▸ **What the exercise asks**
Transcribe the listing that follows in full, omitting pictures.

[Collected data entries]
##############################
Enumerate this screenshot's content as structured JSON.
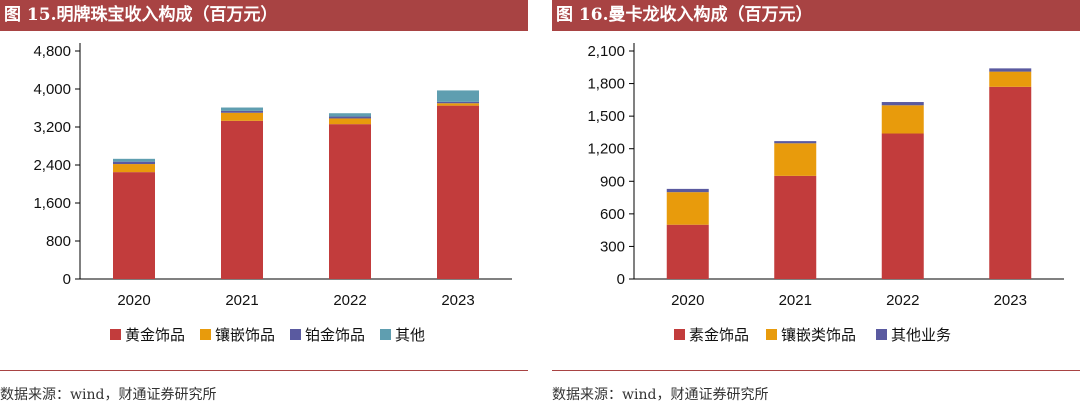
{
  "chart_data": [
    {
      "type": "bar",
      "stacked": true,
      "title": "图 15.明牌珠宝收入构成（百万元）",
      "categories": [
        "2020",
        "2021",
        "2022",
        "2023"
      ],
      "ylim": [
        0,
        4800
      ],
      "yticks": [
        0,
        800,
        1600,
        2400,
        3200,
        4000,
        4800
      ],
      "ytick_labels": [
        "0",
        "800",
        "1,600",
        "2,400",
        "3,200",
        "4,000",
        "4,800"
      ],
      "xlabel": "",
      "ylabel": "",
      "series": [
        {
          "name": "黄金饰品",
          "color": "#c23c3c",
          "values": [
            2250,
            3330,
            3260,
            3650
          ]
        },
        {
          "name": "镶嵌饰品",
          "color": "#e89b0c",
          "values": [
            170,
            170,
            120,
            50
          ]
        },
        {
          "name": "铂金饰品",
          "color": "#5a5aa0",
          "values": [
            50,
            40,
            40,
            30
          ]
        },
        {
          "name": "其他",
          "color": "#5f9eb0",
          "values": [
            60,
            70,
            70,
            240
          ]
        }
      ],
      "legend_position": "bottom",
      "source": "数据来源：wind，财通证券研究所"
    },
    {
      "type": "bar",
      "stacked": true,
      "title": "图 16.曼卡龙收入构成（百万元）",
      "categories": [
        "2020",
        "2021",
        "2022",
        "2023"
      ],
      "ylim": [
        0,
        2100
      ],
      "yticks": [
        0,
        300,
        600,
        900,
        1200,
        1500,
        1800,
        2100
      ],
      "ytick_labels": [
        "0",
        "300",
        "600",
        "900",
        "1,200",
        "1,500",
        "1,800",
        "2,100"
      ],
      "xlabel": "",
      "ylabel": "",
      "series": [
        {
          "name": "素金饰品",
          "color": "#c23c3c",
          "values": [
            500,
            950,
            1340,
            1770
          ]
        },
        {
          "name": "镶嵌类饰品",
          "color": "#e89b0c",
          "values": [
            300,
            300,
            260,
            140
          ]
        },
        {
          "name": "其他业务",
          "color": "#5a5aa0",
          "values": [
            30,
            20,
            30,
            30
          ]
        }
      ],
      "legend_position": "bottom",
      "source": "数据来源：wind，财通证券研究所"
    }
  ]
}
##############################
▸ **Finished exercise**
Enumerate this screenshot's content as structured JSON.
{
  "chart_data": [
    {
      "type": "bar",
      "stacked": true,
      "title": "图 15.明牌珠宝收入构成（百万元）",
      "categories": [
        "2020",
        "2021",
        "2022",
        "2023"
      ],
      "ylim": [
        0,
        4800
      ],
      "yticks": [
        0,
        800,
        1600,
        2400,
        3200,
        4000,
        4800
      ],
      "ytick_labels": [
        "0",
        "800",
        "1,600",
        "2,400",
        "3,200",
        "4,000",
        "4,800"
      ],
      "xlabel": "",
      "ylabel": "",
      "series": [
        {
          "name": "黄金饰品",
          "color": "#c23c3c",
          "values": [
            2250,
            3330,
            3260,
            3650
          ]
        },
        {
          "name": "镶嵌饰品",
          "color": "#e89b0c",
          "values": [
            170,
            170,
            120,
            50
          ]
        },
        {
          "name": "铂金饰品",
          "color": "#5a5aa0",
          "values": [
            50,
            40,
            40,
            30
          ]
        },
        {
          "name": "其他",
          "color": "#5f9eb0",
          "values": [
            60,
            70,
            70,
            240
          ]
        }
      ],
      "legend_position": "bottom",
      "source": "数据来源：wind，财通证券研究所"
    },
    {
      "type": "bar",
      "stacked": true,
      "title": "图 16.曼卡龙收入构成（百万元）",
      "categories": [
        "2020",
        "2021",
        "2022",
        "2023"
      ],
      "ylim": [
        0,
        2100
      ],
      "yticks": [
        0,
        300,
        600,
        900,
        1200,
        1500,
        1800,
        2100
      ],
      "ytick_labels": [
        "0",
        "300",
        "600",
        "900",
        "1,200",
        "1,500",
        "1,800",
        "2,100"
      ],
      "xlabel": "",
      "ylabel": "",
      "series": [
        {
          "name": "素金饰品",
          "color": "#c23c3c",
          "values": [
            500,
            950,
            1340,
            1770
          ]
        },
        {
          "name": "镶嵌类饰品",
          "color": "#e89b0c",
          "values": [
            300,
            300,
            260,
            140
          ]
        },
        {
          "name": "其他业务",
          "color": "#5a5aa0",
          "values": [
            30,
            20,
            30,
            30
          ]
        }
      ],
      "legend_position": "bottom",
      "source": "数据来源：wind，财通证券研究所"
    }
  ]
}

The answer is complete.